> _TASK TO COMPLETE_:
Copy out all the data, word for word.

** Begin LISTING **

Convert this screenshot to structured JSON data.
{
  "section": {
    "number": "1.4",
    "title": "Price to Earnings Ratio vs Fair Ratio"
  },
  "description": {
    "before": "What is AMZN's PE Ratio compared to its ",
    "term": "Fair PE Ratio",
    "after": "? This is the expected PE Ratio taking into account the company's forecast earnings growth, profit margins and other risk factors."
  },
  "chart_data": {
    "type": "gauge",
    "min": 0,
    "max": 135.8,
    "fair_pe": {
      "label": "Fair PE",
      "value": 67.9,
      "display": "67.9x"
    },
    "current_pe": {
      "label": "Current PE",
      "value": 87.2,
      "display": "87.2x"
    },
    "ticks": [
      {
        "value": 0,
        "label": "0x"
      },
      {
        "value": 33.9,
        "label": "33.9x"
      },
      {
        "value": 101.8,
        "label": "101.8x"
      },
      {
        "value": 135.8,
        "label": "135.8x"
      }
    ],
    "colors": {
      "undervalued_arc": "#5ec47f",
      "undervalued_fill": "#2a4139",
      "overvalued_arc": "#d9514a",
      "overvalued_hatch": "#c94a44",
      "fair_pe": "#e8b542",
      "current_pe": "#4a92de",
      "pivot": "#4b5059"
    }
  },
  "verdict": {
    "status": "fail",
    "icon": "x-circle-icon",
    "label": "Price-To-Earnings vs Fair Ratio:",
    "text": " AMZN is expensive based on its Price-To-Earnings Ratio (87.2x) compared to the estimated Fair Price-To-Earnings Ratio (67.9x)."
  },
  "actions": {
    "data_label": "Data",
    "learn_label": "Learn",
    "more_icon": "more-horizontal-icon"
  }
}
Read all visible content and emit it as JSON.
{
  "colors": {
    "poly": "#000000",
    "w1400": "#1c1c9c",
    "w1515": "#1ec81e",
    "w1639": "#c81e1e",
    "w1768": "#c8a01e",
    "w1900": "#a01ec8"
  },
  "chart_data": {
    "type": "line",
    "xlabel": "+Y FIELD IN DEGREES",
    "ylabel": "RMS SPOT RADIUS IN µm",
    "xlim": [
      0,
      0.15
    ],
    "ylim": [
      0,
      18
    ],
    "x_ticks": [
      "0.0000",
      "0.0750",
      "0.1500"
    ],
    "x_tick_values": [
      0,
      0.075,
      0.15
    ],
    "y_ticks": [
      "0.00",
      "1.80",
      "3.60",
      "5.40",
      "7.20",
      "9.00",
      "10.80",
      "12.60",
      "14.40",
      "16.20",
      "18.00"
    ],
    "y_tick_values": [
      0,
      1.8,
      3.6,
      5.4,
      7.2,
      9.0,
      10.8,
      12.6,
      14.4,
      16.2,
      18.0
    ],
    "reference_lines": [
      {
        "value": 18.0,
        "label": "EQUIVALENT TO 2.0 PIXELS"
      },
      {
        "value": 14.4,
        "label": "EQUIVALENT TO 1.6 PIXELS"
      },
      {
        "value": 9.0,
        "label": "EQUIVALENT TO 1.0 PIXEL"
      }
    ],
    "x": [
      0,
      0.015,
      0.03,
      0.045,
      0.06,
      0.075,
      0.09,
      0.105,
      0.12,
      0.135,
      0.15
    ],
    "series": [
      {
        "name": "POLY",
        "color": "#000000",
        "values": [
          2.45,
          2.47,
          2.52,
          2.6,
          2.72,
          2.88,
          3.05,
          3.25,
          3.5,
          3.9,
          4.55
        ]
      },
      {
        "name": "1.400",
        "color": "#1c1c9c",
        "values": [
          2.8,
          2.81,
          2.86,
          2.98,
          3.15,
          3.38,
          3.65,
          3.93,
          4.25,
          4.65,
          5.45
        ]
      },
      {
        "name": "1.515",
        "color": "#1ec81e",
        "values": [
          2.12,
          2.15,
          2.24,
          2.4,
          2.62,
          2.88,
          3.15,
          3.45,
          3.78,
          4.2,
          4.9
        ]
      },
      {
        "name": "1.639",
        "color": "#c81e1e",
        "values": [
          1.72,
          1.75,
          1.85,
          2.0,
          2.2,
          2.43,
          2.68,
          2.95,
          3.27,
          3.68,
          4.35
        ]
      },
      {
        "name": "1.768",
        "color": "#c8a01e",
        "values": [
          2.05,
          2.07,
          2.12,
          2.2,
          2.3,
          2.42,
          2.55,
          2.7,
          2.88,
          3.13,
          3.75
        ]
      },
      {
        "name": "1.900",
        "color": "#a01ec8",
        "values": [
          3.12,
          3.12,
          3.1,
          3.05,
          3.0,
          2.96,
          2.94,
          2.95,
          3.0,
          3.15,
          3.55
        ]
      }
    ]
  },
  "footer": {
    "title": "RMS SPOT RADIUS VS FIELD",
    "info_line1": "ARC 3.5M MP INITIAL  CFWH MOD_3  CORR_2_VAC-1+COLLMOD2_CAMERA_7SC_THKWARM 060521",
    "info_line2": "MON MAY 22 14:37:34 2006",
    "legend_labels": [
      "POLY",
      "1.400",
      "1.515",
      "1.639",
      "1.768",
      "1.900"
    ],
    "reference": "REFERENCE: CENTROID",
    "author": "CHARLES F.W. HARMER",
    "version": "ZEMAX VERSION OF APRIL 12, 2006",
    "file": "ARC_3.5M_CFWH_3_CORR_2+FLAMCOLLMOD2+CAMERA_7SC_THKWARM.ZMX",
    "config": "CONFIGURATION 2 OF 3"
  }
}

** End LISTING **

> _TASK SOLUTION_:
Convert this screenshot to structured JSON data.
{
  "section": {
    "number": "1.4",
    "title": "Price to Earnings Ratio vs Fair Ratio"
  },
  "description": {
    "before": "What is AMZN's PE Ratio compared to its ",
    "term": "Fair PE Ratio",
    "after": "? This is the expected PE Ratio taking into account the company's forecast earnings growth, profit margins and other risk factors."
  },
  "chart_data": {
    "type": "gauge",
    "min": 0,
    "max": 135.8,
    "fair_pe": {
      "label": "Fair PE",
      "value": 67.9,
      "display": "67.9x"
    },
    "current_pe": {
      "label": "Current PE",
      "value": 87.2,
      "display": "87.2x"
    },
    "ticks": [
      {
        "value": 0,
        "label": "0x"
      },
      {
        "value": 33.9,
        "label": "33.9x"
      },
      {
        "value": 101.8,
        "label": "101.8x"
      },
      {
        "value": 135.8,
        "label": "135.8x"
      }
    ],
    "colors": {
      "undervalued_arc": "#5ec47f",
      "undervalued_fill": "#2a4139",
      "overvalued_arc": "#d9514a",
      "overvalued_hatch": "#c94a44",
      "fair_pe": "#e8b542",
      "current_pe": "#4a92de",
      "pivot": "#4b5059"
    }
  },
  "verdict": {
    "status": "fail",
    "icon": "x-circle-icon",
    "label": "Price-To-Earnings vs Fair Ratio:",
    "text": " AMZN is expensive based on its Price-To-Earnings Ratio (87.2x) compared to the estimated Fair Price-To-Earnings Ratio (67.9x)."
  },
  "actions": {
    "data_label": "Data",
    "learn_label": "Learn",
    "more_icon": "more-horizontal-icon"
  }
}
Read all visible content and emit it as JSON.
{
  "colors": {
    "poly": "#000000",
    "w1400": "#1c1c9c",
    "w1515": "#1ec81e",
    "w1639": "#c81e1e",
    "w1768": "#c8a01e",
    "w1900": "#a01ec8"
  },
  "chart_data": {
    "type": "line",
    "xlabel": "+Y FIELD IN DEGREES",
    "ylabel": "RMS SPOT RADIUS IN µm",
    "xlim": [
      0,
      0.15
    ],
    "ylim": [
      0,
      18
    ],
    "x_ticks": [
      "0.0000",
      "0.0750",
      "0.1500"
    ],
    "x_tick_values": [
      0,
      0.075,
      0.15
    ],
    "y_ticks": [
      "0.00",
      "1.80",
      "3.60",
      "5.40",
      "7.20",
      "9.00",
      "10.80",
      "12.60",
      "14.40",
      "16.20",
      "18.00"
    ],
    "y_tick_values": [
      0,
      1.8,
      3.6,
      5.4,
      7.2,
      9.0,
      10.8,
      12.6,
      14.4,
      16.2,
      18.0
    ],
    "reference_lines": [
      {
        "value": 18.0,
        "label": "EQUIVALENT TO 2.0 PIXELS"
      },
      {
        "value": 14.4,
        "label": "EQUIVALENT TO 1.6 PIXELS"
      },
      {
        "value": 9.0,
        "label": "EQUIVALENT TO 1.0 PIXEL"
      }
    ],
    "x": [
      0,
      0.015,
      0.03,
      0.045,
      0.06,
      0.075,
      0.09,
      0.105,
      0.12,
      0.135,
      0.15
    ],
    "series": [
      {
        "name": "POLY",
        "color": "#000000",
        "values": [
          2.45,
          2.47,
          2.52,
          2.6,
          2.72,
          2.88,
          3.05,
          3.25,
          3.5,
          3.9,
          4.55
        ]
      },
      {
        "name": "1.400",
        "color": "#1c1c9c",
        "values": [
          2.8,
          2.81,
          2.86,
          2.98,
          3.15,
          3.38,
          3.65,
          3.93,
          4.25,
          4.65,
          5.45
        ]
      },
      {
        "name": "1.515",
        "color": "#1ec81e",
        "values": [
          2.12,
          2.15,
          2.24,
          2.4,
          2.62,
          2.88,
          3.15,
          3.45,
          3.78,
          4.2,
          4.9
        ]
      },
      {
        "name": "1.639",
        "color": "#c81e1e",
        "values": [
          1.72,
          1.75,
          1.85,
          2.0,
          2.2,
          2.43,
          2.68,
          2.95,
          3.27,
          3.68,
          4.35
        ]
      },
      {
        "name": "1.768",
        "color": "#c8a01e",
        "values": [
          2.05,
          2.07,
          2.12,
          2.2,
          2.3,
          2.42,
          2.55,
          2.7,
          2.88,
          3.13,
          3.75
        ]
      },
      {
        "name": "1.900",
        "color": "#a01ec8",
        "values": [
          3.12,
          3.12,
          3.1,
          3.05,
          3.0,
          2.96,
          2.94,
          2.95,
          3.0,
          3.15,
          3.55
        ]
      }
    ]
  },
  "footer": {
    "title": "RMS SPOT RADIUS VS FIELD",
    "info_line1": "ARC 3.5M MP INITIAL  CFWH MOD_3  CORR_2_VAC-1+COLLMOD2_CAMERA_7SC_THKWARM 060521",
    "info_line2": "MON MAY 22 14:37:34 2006",
    "legend_labels": [
      "POLY",
      "1.400",
      "1.515",
      "1.639",
      "1.768",
      "1.900"
    ],
    "reference": "REFERENCE: CENTROID",
    "author": "CHARLES F.W. HARMER",
    "version": "ZEMAX VERSION OF APRIL 12, 2006",
    "file": "ARC_3.5M_CFWH_3_CORR_2+FLAMCOLLMOD2+CAMERA_7SC_THKWARM.ZMX",
    "config": "CONFIGURATION 2 OF 3"
  }
}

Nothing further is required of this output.